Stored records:
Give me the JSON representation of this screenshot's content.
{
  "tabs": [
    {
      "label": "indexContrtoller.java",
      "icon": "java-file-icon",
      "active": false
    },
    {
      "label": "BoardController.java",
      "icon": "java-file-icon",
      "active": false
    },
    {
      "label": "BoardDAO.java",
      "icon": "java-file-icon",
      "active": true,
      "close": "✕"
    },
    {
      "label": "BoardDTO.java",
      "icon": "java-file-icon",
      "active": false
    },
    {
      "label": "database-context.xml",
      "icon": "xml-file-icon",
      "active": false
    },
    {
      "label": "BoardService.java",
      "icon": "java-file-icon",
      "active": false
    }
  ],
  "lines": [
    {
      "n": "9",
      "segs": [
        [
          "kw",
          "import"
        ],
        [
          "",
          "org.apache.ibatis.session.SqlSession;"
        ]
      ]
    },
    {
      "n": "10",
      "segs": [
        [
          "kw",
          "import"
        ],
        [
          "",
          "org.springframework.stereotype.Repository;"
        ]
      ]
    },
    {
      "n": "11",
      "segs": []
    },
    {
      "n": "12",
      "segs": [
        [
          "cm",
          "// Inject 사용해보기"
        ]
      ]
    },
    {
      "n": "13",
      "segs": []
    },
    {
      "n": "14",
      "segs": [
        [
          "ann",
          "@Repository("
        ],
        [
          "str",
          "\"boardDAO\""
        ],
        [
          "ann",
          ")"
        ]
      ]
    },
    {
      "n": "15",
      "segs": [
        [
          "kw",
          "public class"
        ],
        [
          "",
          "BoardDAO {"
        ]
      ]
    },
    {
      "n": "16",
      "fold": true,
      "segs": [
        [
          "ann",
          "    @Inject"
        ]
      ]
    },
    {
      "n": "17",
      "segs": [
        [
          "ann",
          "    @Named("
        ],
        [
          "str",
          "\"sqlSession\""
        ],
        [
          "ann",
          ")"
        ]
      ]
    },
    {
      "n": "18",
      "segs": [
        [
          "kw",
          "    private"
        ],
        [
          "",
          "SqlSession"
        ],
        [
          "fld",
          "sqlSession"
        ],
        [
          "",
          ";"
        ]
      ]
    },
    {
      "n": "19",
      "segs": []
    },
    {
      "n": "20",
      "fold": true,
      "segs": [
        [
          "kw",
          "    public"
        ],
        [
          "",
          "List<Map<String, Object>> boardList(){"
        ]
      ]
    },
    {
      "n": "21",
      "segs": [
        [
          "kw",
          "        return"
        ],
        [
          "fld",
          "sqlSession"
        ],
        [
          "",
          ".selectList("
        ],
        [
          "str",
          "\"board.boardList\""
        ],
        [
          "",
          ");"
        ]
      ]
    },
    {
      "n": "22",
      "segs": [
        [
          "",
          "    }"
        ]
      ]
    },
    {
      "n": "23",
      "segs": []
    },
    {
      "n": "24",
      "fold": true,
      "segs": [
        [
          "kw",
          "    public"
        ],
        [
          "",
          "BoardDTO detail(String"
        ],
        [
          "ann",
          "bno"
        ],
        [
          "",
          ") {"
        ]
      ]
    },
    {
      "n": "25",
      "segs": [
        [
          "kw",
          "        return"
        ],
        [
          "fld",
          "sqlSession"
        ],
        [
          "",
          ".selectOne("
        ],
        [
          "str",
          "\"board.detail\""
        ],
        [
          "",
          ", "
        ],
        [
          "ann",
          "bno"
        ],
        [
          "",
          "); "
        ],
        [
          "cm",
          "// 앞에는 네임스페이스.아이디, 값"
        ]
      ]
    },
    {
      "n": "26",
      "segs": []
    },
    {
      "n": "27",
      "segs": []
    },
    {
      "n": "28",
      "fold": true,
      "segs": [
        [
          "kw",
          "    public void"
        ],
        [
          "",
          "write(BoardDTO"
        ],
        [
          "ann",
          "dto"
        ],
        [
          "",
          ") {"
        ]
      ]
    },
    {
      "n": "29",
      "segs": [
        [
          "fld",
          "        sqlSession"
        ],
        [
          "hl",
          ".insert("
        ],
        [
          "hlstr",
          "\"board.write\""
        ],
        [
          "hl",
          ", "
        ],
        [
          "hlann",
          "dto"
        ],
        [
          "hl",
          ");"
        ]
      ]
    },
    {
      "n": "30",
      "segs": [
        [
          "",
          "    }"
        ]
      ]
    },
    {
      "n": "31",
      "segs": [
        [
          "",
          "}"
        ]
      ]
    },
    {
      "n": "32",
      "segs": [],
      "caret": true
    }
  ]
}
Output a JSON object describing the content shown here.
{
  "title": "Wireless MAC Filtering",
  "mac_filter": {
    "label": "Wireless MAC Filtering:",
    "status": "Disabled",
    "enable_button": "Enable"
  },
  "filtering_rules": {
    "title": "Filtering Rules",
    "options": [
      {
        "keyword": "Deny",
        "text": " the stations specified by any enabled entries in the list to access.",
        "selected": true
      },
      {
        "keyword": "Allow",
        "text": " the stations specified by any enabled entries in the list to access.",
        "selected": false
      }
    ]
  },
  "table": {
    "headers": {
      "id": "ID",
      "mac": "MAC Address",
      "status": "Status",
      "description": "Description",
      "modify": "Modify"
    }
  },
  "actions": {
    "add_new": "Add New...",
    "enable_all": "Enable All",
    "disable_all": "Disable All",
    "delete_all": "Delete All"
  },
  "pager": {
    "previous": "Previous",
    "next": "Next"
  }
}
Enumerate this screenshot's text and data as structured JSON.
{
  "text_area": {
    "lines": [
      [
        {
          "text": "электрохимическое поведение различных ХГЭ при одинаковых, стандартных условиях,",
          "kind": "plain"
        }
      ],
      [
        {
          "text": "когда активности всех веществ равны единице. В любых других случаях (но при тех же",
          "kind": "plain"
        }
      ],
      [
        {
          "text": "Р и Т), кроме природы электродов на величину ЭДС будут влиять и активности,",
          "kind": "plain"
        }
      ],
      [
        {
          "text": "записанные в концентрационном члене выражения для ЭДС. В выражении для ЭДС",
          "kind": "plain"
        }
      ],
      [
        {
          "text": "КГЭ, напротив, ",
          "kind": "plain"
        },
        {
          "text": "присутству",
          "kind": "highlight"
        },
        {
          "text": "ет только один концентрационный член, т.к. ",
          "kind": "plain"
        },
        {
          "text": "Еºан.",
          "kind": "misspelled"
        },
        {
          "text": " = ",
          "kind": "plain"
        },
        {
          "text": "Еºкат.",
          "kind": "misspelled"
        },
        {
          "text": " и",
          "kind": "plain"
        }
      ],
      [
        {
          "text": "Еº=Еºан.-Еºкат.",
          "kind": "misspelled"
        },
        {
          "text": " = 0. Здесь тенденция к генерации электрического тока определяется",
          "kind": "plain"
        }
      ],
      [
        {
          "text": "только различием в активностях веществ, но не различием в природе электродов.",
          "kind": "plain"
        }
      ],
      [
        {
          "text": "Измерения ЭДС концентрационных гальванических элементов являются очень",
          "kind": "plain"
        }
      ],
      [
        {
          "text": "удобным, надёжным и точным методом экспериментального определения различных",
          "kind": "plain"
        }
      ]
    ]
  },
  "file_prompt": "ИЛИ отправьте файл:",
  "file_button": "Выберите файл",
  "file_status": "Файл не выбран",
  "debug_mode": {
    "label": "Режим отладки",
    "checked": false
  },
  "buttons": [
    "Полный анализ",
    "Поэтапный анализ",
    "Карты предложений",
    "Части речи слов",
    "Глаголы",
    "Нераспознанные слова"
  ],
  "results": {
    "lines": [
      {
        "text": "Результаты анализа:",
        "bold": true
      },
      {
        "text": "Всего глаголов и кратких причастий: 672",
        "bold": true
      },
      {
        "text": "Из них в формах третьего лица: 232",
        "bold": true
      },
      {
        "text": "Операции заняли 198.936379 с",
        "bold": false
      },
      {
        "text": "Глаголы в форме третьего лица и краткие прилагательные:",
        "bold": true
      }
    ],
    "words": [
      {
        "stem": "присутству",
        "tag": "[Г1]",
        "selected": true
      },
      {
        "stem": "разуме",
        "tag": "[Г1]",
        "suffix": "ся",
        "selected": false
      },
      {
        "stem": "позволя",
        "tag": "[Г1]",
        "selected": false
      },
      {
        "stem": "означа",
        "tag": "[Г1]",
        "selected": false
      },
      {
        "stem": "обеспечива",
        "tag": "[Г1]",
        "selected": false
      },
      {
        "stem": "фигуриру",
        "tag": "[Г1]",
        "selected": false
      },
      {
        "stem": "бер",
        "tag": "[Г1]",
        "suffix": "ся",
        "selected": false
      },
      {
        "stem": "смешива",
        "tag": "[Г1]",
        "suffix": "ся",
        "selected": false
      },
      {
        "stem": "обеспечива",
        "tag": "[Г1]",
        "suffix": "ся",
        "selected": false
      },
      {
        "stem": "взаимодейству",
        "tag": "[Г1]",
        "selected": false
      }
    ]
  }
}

• [EXERCISE]: From the entries above, copy each line holding "Wireless".

• [COMPLETED EXERCISE]:
  "title": "Wireless MAC Filtering",
    "label": "Wireless MAC Filtering:",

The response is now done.